EXERCISE INSTRUCTIONS:
Look through the material and tally each line bearing the word "från". Give only the total.

-=-=-=-=-

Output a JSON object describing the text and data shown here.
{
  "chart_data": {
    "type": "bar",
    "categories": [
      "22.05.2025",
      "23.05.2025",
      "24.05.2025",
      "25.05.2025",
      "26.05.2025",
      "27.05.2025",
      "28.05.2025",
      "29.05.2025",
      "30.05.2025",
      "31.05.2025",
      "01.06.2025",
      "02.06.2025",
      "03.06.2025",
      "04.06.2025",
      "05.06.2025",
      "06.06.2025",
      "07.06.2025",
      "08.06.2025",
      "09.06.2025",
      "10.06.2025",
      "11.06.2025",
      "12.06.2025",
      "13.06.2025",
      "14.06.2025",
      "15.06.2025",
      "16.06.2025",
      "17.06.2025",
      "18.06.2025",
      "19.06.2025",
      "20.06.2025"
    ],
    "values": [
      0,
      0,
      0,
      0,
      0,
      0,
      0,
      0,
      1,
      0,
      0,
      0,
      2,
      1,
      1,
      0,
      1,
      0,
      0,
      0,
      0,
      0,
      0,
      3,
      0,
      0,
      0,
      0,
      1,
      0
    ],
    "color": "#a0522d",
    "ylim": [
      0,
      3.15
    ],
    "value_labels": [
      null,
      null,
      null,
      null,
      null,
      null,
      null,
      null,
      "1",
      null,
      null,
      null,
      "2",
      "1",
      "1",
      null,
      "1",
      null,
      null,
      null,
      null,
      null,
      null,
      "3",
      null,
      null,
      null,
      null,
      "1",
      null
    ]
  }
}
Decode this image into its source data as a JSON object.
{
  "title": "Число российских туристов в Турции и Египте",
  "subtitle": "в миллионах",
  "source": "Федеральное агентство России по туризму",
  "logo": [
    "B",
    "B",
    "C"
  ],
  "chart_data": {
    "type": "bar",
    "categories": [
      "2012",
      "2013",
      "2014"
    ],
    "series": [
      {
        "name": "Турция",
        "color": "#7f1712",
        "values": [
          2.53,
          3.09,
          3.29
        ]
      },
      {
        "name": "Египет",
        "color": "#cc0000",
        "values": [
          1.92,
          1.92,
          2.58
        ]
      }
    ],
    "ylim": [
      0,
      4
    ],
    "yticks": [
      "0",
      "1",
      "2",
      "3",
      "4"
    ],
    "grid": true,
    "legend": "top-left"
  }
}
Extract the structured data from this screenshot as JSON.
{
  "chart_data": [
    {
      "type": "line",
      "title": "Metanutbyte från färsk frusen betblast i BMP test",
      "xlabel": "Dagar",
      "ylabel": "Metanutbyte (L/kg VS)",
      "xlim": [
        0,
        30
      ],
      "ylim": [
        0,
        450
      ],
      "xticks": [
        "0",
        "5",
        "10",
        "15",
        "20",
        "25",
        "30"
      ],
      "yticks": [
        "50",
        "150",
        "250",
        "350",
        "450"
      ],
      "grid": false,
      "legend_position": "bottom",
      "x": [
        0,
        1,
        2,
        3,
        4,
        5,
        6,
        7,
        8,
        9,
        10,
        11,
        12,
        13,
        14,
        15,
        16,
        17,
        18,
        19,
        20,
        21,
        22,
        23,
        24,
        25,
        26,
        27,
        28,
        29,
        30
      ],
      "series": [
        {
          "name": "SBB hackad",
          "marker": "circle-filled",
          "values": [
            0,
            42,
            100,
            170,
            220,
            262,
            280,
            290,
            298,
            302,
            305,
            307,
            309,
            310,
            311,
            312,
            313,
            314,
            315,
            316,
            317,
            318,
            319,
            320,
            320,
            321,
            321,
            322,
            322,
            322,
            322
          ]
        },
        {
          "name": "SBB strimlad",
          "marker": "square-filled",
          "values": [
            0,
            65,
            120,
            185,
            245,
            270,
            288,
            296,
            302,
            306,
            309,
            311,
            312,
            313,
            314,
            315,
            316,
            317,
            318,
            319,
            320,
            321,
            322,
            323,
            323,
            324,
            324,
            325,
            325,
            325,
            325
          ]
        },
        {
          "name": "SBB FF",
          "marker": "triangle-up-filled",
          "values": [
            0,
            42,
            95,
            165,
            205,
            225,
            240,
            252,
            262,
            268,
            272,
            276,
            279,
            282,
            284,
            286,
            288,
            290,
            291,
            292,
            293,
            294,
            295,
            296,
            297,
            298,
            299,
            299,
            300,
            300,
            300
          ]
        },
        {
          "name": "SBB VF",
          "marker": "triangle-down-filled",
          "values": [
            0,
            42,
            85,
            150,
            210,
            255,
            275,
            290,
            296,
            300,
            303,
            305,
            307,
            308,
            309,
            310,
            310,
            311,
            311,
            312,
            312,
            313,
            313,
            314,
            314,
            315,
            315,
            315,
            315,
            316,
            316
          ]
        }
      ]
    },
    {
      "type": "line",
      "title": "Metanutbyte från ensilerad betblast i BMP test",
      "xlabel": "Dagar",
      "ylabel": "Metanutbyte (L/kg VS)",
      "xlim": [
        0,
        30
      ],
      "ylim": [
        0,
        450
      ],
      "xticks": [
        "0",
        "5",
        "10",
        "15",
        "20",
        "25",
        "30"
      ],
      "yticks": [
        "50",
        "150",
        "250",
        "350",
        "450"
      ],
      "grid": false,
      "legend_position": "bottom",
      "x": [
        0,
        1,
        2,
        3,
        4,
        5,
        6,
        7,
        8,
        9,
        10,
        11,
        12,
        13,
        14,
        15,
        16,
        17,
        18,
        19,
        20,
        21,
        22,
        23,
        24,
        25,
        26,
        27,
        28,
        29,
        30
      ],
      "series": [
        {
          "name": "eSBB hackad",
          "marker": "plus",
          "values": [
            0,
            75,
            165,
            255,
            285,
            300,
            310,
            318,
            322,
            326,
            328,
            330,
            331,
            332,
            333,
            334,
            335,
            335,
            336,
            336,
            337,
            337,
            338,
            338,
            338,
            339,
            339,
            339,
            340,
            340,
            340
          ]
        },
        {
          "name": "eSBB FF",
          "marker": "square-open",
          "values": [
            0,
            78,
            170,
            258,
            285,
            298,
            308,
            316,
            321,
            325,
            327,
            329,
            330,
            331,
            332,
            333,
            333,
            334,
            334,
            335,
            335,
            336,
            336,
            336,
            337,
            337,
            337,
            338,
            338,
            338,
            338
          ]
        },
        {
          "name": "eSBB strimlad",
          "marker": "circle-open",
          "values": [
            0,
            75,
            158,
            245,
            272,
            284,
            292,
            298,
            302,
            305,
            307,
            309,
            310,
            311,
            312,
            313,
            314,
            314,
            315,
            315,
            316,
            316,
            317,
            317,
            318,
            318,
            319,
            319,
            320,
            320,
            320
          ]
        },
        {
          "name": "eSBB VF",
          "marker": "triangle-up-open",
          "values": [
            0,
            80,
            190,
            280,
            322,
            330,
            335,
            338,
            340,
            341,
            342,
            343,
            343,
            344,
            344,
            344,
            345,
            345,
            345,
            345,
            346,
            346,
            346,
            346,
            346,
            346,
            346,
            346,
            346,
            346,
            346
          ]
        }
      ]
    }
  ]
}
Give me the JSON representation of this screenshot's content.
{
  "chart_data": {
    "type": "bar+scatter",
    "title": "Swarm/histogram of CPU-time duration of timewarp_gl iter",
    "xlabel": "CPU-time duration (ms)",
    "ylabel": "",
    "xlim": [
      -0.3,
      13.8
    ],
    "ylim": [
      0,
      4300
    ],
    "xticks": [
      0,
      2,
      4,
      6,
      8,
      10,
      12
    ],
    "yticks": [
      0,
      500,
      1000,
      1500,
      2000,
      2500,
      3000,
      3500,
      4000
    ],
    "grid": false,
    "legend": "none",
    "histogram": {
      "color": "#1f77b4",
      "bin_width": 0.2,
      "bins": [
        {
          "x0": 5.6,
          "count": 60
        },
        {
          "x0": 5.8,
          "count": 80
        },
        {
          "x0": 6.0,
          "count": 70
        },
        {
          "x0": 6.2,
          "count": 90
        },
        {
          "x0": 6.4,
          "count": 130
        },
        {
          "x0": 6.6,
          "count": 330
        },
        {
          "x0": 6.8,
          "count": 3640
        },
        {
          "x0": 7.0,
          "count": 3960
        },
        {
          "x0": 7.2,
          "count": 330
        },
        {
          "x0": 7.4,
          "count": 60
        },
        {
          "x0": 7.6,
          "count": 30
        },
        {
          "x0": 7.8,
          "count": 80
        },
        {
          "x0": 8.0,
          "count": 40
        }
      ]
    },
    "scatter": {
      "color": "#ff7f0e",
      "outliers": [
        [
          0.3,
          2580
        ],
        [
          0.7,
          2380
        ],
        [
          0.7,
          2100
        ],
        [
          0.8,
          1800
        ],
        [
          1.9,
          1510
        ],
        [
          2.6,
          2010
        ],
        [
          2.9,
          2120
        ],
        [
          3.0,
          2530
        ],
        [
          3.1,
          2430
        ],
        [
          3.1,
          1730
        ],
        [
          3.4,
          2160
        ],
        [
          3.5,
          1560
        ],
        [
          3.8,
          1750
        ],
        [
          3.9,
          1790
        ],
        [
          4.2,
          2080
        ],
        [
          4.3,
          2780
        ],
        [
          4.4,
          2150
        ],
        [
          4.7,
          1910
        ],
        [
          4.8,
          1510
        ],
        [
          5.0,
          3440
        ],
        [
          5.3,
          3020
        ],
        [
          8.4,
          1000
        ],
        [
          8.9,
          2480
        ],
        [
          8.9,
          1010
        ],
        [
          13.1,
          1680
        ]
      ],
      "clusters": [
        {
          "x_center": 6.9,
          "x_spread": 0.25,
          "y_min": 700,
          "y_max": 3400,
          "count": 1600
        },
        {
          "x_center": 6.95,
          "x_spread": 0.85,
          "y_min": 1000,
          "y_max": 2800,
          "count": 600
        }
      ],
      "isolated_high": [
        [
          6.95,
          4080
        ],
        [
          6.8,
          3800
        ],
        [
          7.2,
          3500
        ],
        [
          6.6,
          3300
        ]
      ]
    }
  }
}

-=-=-=-=-

THE OUTPUT:
2